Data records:
+ + + + +
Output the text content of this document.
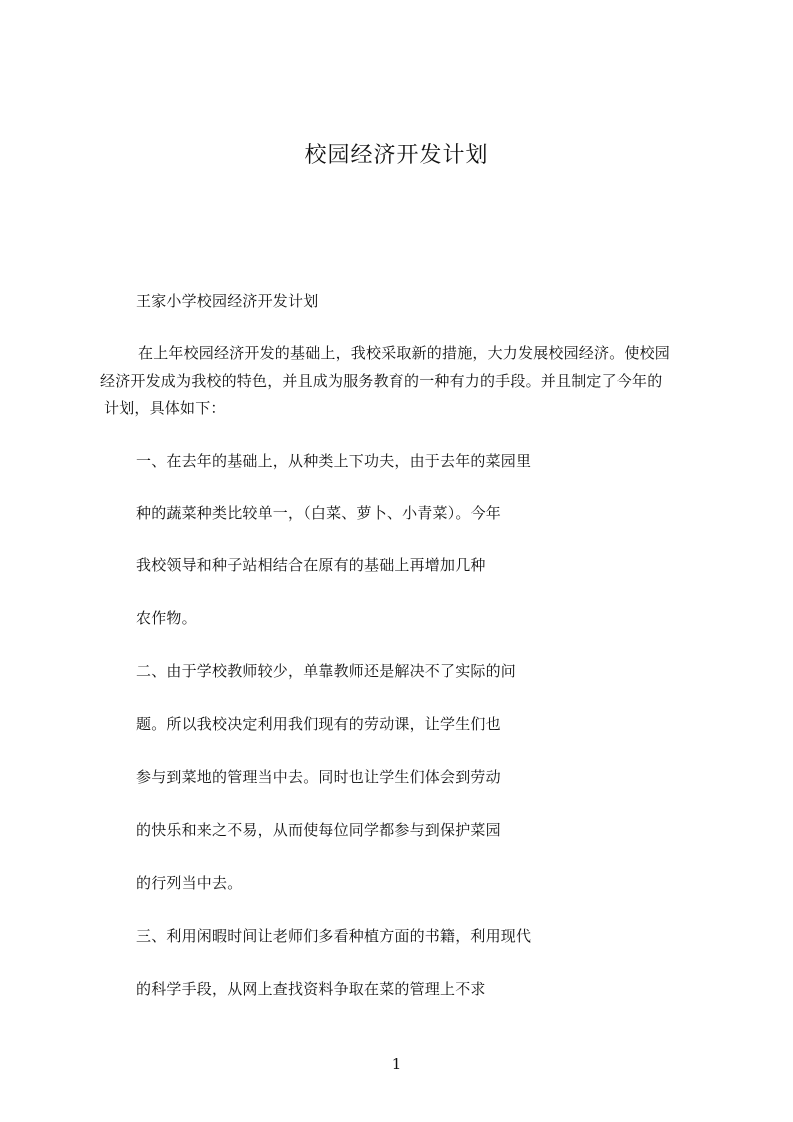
校园经济开发计划
王家小学校园经济开发计划
在上年校园经济开发的基础上，我校采取新的措施，大力发展校园经济。使校园
经济开发成为我校的特色，并且成为服务教育的一种有力的手段。并且制定了今年的
计划，具体如下：
一、在去年的基础上，从种类上下功夫，由于去年的菜园里
种的蔬菜种类比较单一，（白菜、萝卜、小青菜）。今年
我校领导和种子站相结合在原有的基础上再增加几种
农作物。
二、由于学校教师较少，单靠教师还是解决不了实际的问
题。所以我校决定利用我们现有的劳动课，让学生们也
参与到菜地的管理当中去。同时也让学生们体会到劳动
的快乐和来之不易，从而使每位同学都参与到保护菜园
的行列当中去。
三、利用闲暇时间让老师们多看种植方面的书籍，利用现代
的科学手段，从网上查找资料争取在菜的管理上不求
1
+ + + + +
## Work to complete
Transcribe the preceding listing in its entirety and with exact wording, leaving out pictures.

## Expected output
Output the text content of this document.
校园经济开发计划
王家小学校园经济开发计划
在上年校园经济开发的基础上，我校采取新的措施，大力发展校园经济。使校园
经济开发成为我校的特色，并且成为服务教育的一种有力的手段。并且制定了今年的
计划，具体如下：
一、在去年的基础上，从种类上下功夫，由于去年的菜园里
种的蔬菜种类比较单一，（白菜、萝卜、小青菜）。今年
我校领导和种子站相结合在原有的基础上再增加几种
农作物。
二、由于学校教师较少，单靠教师还是解决不了实际的问
题。所以我校决定利用我们现有的劳动课，让学生们也
参与到菜地的管理当中去。同时也让学生们体会到劳动
的快乐和来之不易，从而使每位同学都参与到保护菜园
的行列当中去。
三、利用闲暇时间让老师们多看种植方面的书籍，利用现代
的科学手段，从网上查找资料争取在菜的管理上不求
1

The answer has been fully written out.